Work required:
Write out every entry exactly as given, but omit the pictures.

Excerpted data:
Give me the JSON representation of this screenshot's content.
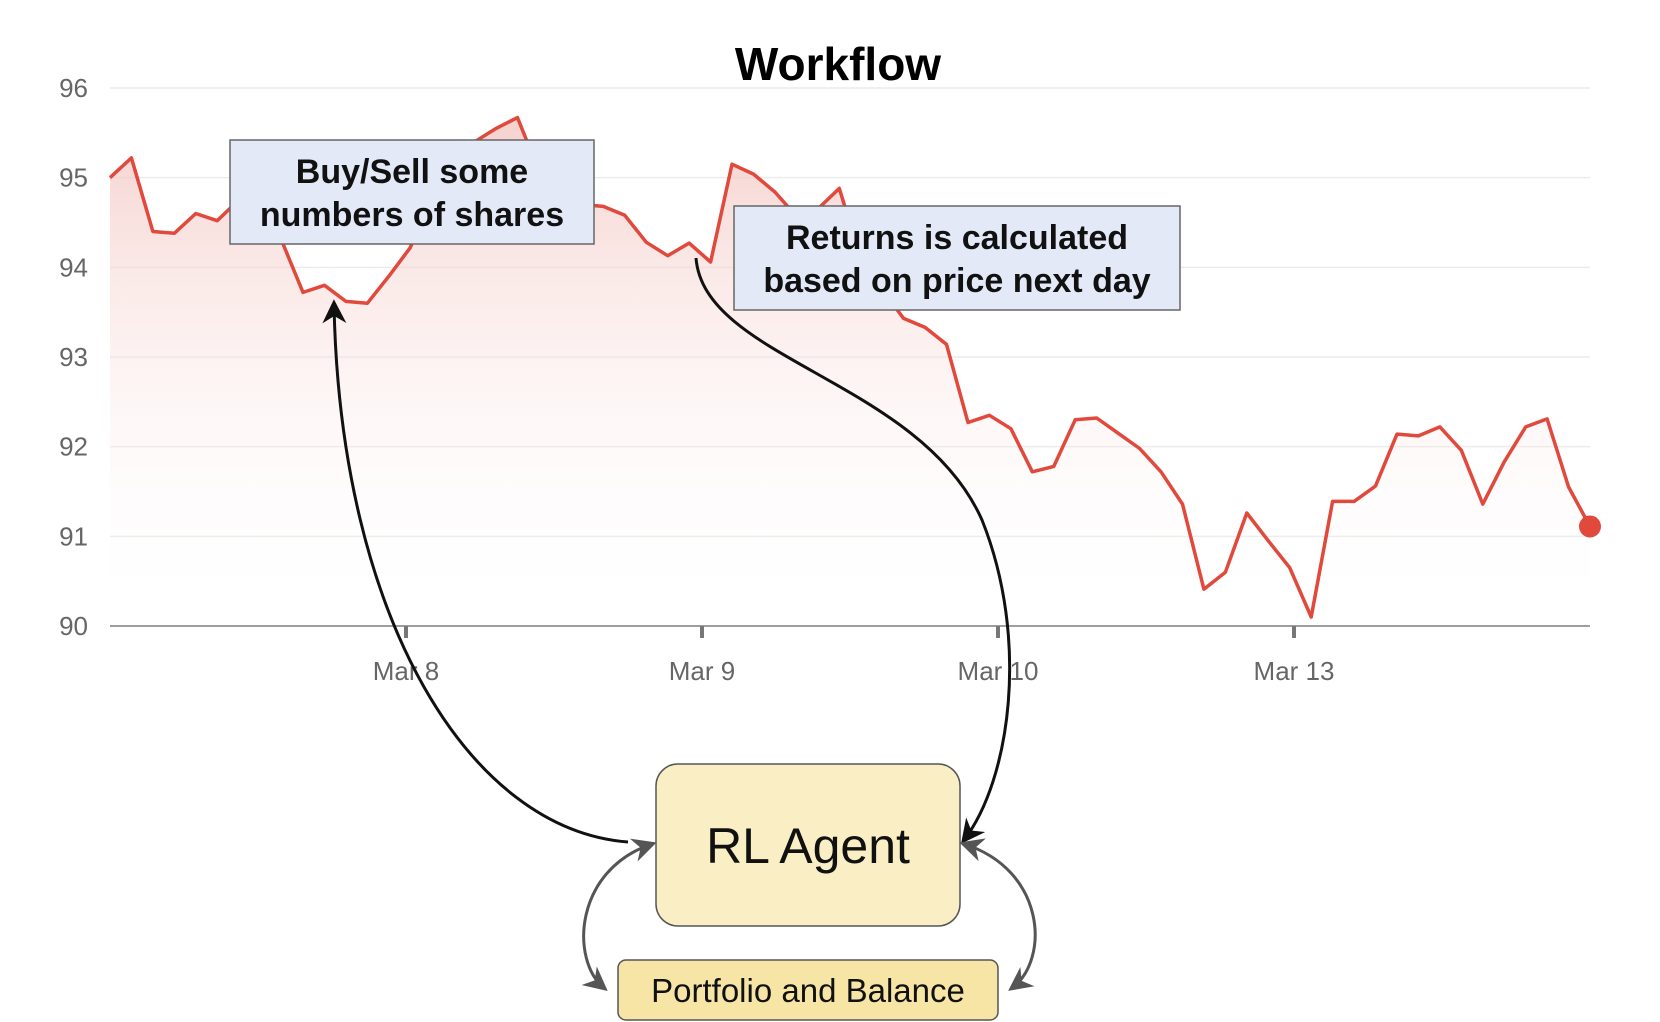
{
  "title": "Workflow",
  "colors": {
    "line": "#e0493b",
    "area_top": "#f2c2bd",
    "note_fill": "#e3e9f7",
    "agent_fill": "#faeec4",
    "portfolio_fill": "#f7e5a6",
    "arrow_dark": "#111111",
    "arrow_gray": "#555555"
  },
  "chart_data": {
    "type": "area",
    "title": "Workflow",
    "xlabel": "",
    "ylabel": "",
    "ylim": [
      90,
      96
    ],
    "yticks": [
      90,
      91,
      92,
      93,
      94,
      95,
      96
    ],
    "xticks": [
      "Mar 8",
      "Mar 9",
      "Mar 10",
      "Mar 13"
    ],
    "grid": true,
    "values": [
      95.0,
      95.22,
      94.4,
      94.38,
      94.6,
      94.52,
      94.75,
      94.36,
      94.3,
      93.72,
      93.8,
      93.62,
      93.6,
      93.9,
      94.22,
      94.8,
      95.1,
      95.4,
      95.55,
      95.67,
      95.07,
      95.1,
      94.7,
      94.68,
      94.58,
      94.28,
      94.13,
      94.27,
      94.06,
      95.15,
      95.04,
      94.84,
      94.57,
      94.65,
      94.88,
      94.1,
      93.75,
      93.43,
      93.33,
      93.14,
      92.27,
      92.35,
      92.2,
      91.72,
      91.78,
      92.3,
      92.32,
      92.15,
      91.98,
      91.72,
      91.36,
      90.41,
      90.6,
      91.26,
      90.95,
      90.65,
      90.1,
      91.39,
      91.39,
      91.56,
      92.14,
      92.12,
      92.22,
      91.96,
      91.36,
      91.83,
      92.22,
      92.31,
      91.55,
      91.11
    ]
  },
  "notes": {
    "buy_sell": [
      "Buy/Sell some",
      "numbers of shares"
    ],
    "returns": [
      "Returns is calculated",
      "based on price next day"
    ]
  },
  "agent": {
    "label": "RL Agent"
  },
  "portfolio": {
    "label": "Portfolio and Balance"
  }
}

Exercise result:
Give me the JSON representation of this screenshot's content.
{
  "title": "Workflow",
  "colors": {
    "line": "#e0493b",
    "area_top": "#f2c2bd",
    "note_fill": "#e3e9f7",
    "agent_fill": "#faeec4",
    "portfolio_fill": "#f7e5a6",
    "arrow_dark": "#111111",
    "arrow_gray": "#555555"
  },
  "chart_data": {
    "type": "area",
    "title": "Workflow",
    "xlabel": "",
    "ylabel": "",
    "ylim": [
      90,
      96
    ],
    "yticks": [
      90,
      91,
      92,
      93,
      94,
      95,
      96
    ],
    "xticks": [
      "Mar 8",
      "Mar 9",
      "Mar 10",
      "Mar 13"
    ],
    "grid": true,
    "values": [
      95.0,
      95.22,
      94.4,
      94.38,
      94.6,
      94.52,
      94.75,
      94.36,
      94.3,
      93.72,
      93.8,
      93.62,
      93.6,
      93.9,
      94.22,
      94.8,
      95.1,
      95.4,
      95.55,
      95.67,
      95.07,
      95.1,
      94.7,
      94.68,
      94.58,
      94.28,
      94.13,
      94.27,
      94.06,
      95.15,
      95.04,
      94.84,
      94.57,
      94.65,
      94.88,
      94.1,
      93.75,
      93.43,
      93.33,
      93.14,
      92.27,
      92.35,
      92.2,
      91.72,
      91.78,
      92.3,
      92.32,
      92.15,
      91.98,
      91.72,
      91.36,
      90.41,
      90.6,
      91.26,
      90.95,
      90.65,
      90.1,
      91.39,
      91.39,
      91.56,
      92.14,
      92.12,
      92.22,
      91.96,
      91.36,
      91.83,
      92.22,
      92.31,
      91.55,
      91.11
    ]
  },
  "notes": {
    "buy_sell": [
      "Buy/Sell some",
      "numbers of shares"
    ],
    "returns": [
      "Returns is calculated",
      "based on price next day"
    ]
  },
  "agent": {
    "label": "RL Agent"
  },
  "portfolio": {
    "label": "Portfolio and Balance"
  }
}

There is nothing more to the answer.